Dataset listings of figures
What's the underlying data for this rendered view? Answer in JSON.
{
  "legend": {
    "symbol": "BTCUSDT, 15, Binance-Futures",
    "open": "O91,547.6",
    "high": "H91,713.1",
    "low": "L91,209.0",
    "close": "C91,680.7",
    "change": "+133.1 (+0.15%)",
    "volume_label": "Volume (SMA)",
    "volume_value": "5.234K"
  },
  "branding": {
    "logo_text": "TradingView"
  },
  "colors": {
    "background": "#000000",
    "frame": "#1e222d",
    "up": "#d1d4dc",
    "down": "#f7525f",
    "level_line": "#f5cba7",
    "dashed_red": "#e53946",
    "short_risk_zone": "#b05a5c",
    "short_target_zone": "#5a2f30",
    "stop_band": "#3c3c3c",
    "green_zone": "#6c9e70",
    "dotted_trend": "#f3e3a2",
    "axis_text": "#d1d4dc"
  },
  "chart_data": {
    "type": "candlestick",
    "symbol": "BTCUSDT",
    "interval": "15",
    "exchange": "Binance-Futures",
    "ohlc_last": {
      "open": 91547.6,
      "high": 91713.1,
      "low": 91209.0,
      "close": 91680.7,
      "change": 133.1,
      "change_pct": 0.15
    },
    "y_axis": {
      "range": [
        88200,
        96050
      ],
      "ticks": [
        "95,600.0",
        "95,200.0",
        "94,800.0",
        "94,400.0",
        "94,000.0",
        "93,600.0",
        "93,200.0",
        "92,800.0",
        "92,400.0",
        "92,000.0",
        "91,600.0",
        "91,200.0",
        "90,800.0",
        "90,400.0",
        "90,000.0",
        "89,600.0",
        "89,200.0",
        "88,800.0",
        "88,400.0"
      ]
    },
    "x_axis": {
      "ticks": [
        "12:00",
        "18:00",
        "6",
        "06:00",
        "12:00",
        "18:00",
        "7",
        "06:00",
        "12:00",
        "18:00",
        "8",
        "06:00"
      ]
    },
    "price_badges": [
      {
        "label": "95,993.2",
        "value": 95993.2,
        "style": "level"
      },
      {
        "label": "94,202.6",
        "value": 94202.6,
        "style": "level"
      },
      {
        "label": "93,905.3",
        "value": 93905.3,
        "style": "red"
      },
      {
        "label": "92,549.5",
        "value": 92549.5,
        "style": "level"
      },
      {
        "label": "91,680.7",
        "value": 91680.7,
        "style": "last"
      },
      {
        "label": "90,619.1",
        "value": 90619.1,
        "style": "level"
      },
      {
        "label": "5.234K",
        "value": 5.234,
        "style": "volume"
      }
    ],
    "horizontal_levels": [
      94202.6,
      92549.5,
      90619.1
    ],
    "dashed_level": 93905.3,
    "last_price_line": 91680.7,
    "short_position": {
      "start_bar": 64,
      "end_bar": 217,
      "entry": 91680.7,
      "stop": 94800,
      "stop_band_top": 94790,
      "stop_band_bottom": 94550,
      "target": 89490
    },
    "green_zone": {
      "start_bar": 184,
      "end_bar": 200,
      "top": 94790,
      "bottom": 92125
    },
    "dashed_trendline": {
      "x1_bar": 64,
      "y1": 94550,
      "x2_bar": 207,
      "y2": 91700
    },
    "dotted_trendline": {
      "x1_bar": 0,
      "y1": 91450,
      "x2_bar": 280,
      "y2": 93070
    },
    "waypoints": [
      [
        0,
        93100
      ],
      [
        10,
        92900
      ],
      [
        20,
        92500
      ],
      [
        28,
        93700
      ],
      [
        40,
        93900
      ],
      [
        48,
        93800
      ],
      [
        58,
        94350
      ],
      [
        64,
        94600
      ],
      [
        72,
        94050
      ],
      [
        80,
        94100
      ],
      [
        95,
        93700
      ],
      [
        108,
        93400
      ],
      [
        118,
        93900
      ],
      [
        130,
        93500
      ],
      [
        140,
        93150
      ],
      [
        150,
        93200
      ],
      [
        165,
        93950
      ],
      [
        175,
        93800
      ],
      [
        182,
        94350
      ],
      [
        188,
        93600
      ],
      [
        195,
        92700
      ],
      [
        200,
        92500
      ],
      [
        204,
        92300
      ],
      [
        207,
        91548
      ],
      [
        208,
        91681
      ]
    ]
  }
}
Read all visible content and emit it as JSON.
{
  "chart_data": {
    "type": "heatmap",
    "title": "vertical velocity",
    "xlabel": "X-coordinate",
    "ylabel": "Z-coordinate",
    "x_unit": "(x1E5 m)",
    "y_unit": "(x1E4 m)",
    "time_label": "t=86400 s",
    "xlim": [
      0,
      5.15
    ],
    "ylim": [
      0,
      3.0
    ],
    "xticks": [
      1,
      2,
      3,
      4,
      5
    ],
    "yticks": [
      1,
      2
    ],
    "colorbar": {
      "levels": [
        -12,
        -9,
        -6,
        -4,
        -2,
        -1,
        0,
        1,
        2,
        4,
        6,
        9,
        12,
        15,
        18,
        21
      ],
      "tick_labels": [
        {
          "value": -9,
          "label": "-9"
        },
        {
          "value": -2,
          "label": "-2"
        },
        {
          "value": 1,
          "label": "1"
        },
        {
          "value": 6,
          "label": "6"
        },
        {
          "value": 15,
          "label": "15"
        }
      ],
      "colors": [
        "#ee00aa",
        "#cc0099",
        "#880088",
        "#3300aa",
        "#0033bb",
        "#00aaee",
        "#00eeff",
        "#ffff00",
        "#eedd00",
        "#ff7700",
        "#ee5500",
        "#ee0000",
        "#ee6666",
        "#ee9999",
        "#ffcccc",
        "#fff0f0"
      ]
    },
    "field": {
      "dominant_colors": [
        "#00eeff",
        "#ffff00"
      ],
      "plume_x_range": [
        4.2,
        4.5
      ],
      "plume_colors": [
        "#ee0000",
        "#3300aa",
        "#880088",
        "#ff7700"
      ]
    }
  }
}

TASK BRIEF:
Take the lines above and print them exactly.

ANSWER TO THIS TASK:
What's the underlying data for this rendered view? Answer in JSON.
{
  "legend": {
    "symbol": "BTCUSDT, 15, Binance-Futures",
    "open": "O91,547.6",
    "high": "H91,713.1",
    "low": "L91,209.0",
    "close": "C91,680.7",
    "change": "+133.1 (+0.15%)",
    "volume_label": "Volume (SMA)",
    "volume_value": "5.234K"
  },
  "branding": {
    "logo_text": "TradingView"
  },
  "colors": {
    "background": "#000000",
    "frame": "#1e222d",
    "up": "#d1d4dc",
    "down": "#f7525f",
    "level_line": "#f5cba7",
    "dashed_red": "#e53946",
    "short_risk_zone": "#b05a5c",
    "short_target_zone": "#5a2f30",
    "stop_band": "#3c3c3c",
    "green_zone": "#6c9e70",
    "dotted_trend": "#f3e3a2",
    "axis_text": "#d1d4dc"
  },
  "chart_data": {
    "type": "candlestick",
    "symbol": "BTCUSDT",
    "interval": "15",
    "exchange": "Binance-Futures",
    "ohlc_last": {
      "open": 91547.6,
      "high": 91713.1,
      "low": 91209.0,
      "close": 91680.7,
      "change": 133.1,
      "change_pct": 0.15
    },
    "y_axis": {
      "range": [
        88200,
        96050
      ],
      "ticks": [
        "95,600.0",
        "95,200.0",
        "94,800.0",
        "94,400.0",
        "94,000.0",
        "93,600.0",
        "93,200.0",
        "92,800.0",
        "92,400.0",
        "92,000.0",
        "91,600.0",
        "91,200.0",
        "90,800.0",
        "90,400.0",
        "90,000.0",
        "89,600.0",
        "89,200.0",
        "88,800.0",
        "88,400.0"
      ]
    },
    "x_axis": {
      "ticks": [
        "12:00",
        "18:00",
        "6",
        "06:00",
        "12:00",
        "18:00",
        "7",
        "06:00",
        "12:00",
        "18:00",
        "8",
        "06:00"
      ]
    },
    "price_badges": [
      {
        "label": "95,993.2",
        "value": 95993.2,
        "style": "level"
      },
      {
        "label": "94,202.6",
        "value": 94202.6,
        "style": "level"
      },
      {
        "label": "93,905.3",
        "value": 93905.3,
        "style": "red"
      },
      {
        "label": "92,549.5",
        "value": 92549.5,
        "style": "level"
      },
      {
        "label": "91,680.7",
        "value": 91680.7,
        "style": "last"
      },
      {
        "label": "90,619.1",
        "value": 90619.1,
        "style": "level"
      },
      {
        "label": "5.234K",
        "value": 5.234,
        "style": "volume"
      }
    ],
    "horizontal_levels": [
      94202.6,
      92549.5,
      90619.1
    ],
    "dashed_level": 93905.3,
    "last_price_line": 91680.7,
    "short_position": {
      "start_bar": 64,
      "end_bar": 217,
      "entry": 91680.7,
      "stop": 94800,
      "stop_band_top": 94790,
      "stop_band_bottom": 94550,
      "target": 89490
    },
    "green_zone": {
      "start_bar": 184,
      "end_bar": 200,
      "top": 94790,
      "bottom": 92125
    },
    "dashed_trendline": {
      "x1_bar": 64,
      "y1": 94550,
      "x2_bar": 207,
      "y2": 91700
    },
    "dotted_trendline": {
      "x1_bar": 0,
      "y1": 91450,
      "x2_bar": 280,
      "y2": 93070
    },
    "waypoints": [
      [
        0,
        93100
      ],
      [
        10,
        92900
      ],
      [
        20,
        92500
      ],
      [
        28,
        93700
      ],
      [
        40,
        93900
      ],
      [
        48,
        93800
      ],
      [
        58,
        94350
      ],
      [
        64,
        94600
      ],
      [
        72,
        94050
      ],
      [
        80,
        94100
      ],
      [
        95,
        93700
      ],
      [
        108,
        93400
      ],
      [
        118,
        93900
      ],
      [
        130,
        93500
      ],
      [
        140,
        93150
      ],
      [
        150,
        93200
      ],
      [
        165,
        93950
      ],
      [
        175,
        93800
      ],
      [
        182,
        94350
      ],
      [
        188,
        93600
      ],
      [
        195,
        92700
      ],
      [
        200,
        92500
      ],
      [
        204,
        92300
      ],
      [
        207,
        91548
      ],
      [
        208,
        91681
      ]
    ]
  }
}
Read all visible content and emit it as JSON.
{
  "chart_data": {
    "type": "heatmap",
    "title": "vertical velocity",
    "xlabel": "X-coordinate",
    "ylabel": "Z-coordinate",
    "x_unit": "(x1E5 m)",
    "y_unit": "(x1E4 m)",
    "time_label": "t=86400 s",
    "xlim": [
      0,
      5.15
    ],
    "ylim": [
      0,
      3.0
    ],
    "xticks": [
      1,
      2,
      3,
      4,
      5
    ],
    "yticks": [
      1,
      2
    ],
    "colorbar": {
      "levels": [
        -12,
        -9,
        -6,
        -4,
        -2,
        -1,
        0,
        1,
        2,
        4,
        6,
        9,
        12,
        15,
        18,
        21
      ],
      "tick_labels": [
        {
          "value": -9,
          "label": "-9"
        },
        {
          "value": -2,
          "label": "-2"
        },
        {
          "value": 1,
          "label": "1"
        },
        {
          "value": 6,
          "label": "6"
        },
        {
          "value": 15,
          "label": "15"
        }
      ],
      "colors": [
        "#ee00aa",
        "#cc0099",
        "#880088",
        "#3300aa",
        "#0033bb",
        "#00aaee",
        "#00eeff",
        "#ffff00",
        "#eedd00",
        "#ff7700",
        "#ee5500",
        "#ee0000",
        "#ee6666",
        "#ee9999",
        "#ffcccc",
        "#fff0f0"
      ]
    },
    "field": {
      "dominant_colors": [
        "#00eeff",
        "#ffff00"
      ],
      "plume_x_range": [
        4.2,
        4.5
      ],
      "plume_colors": [
        "#ee0000",
        "#3300aa",
        "#880088",
        "#ff7700"
      ]
    }
  }
}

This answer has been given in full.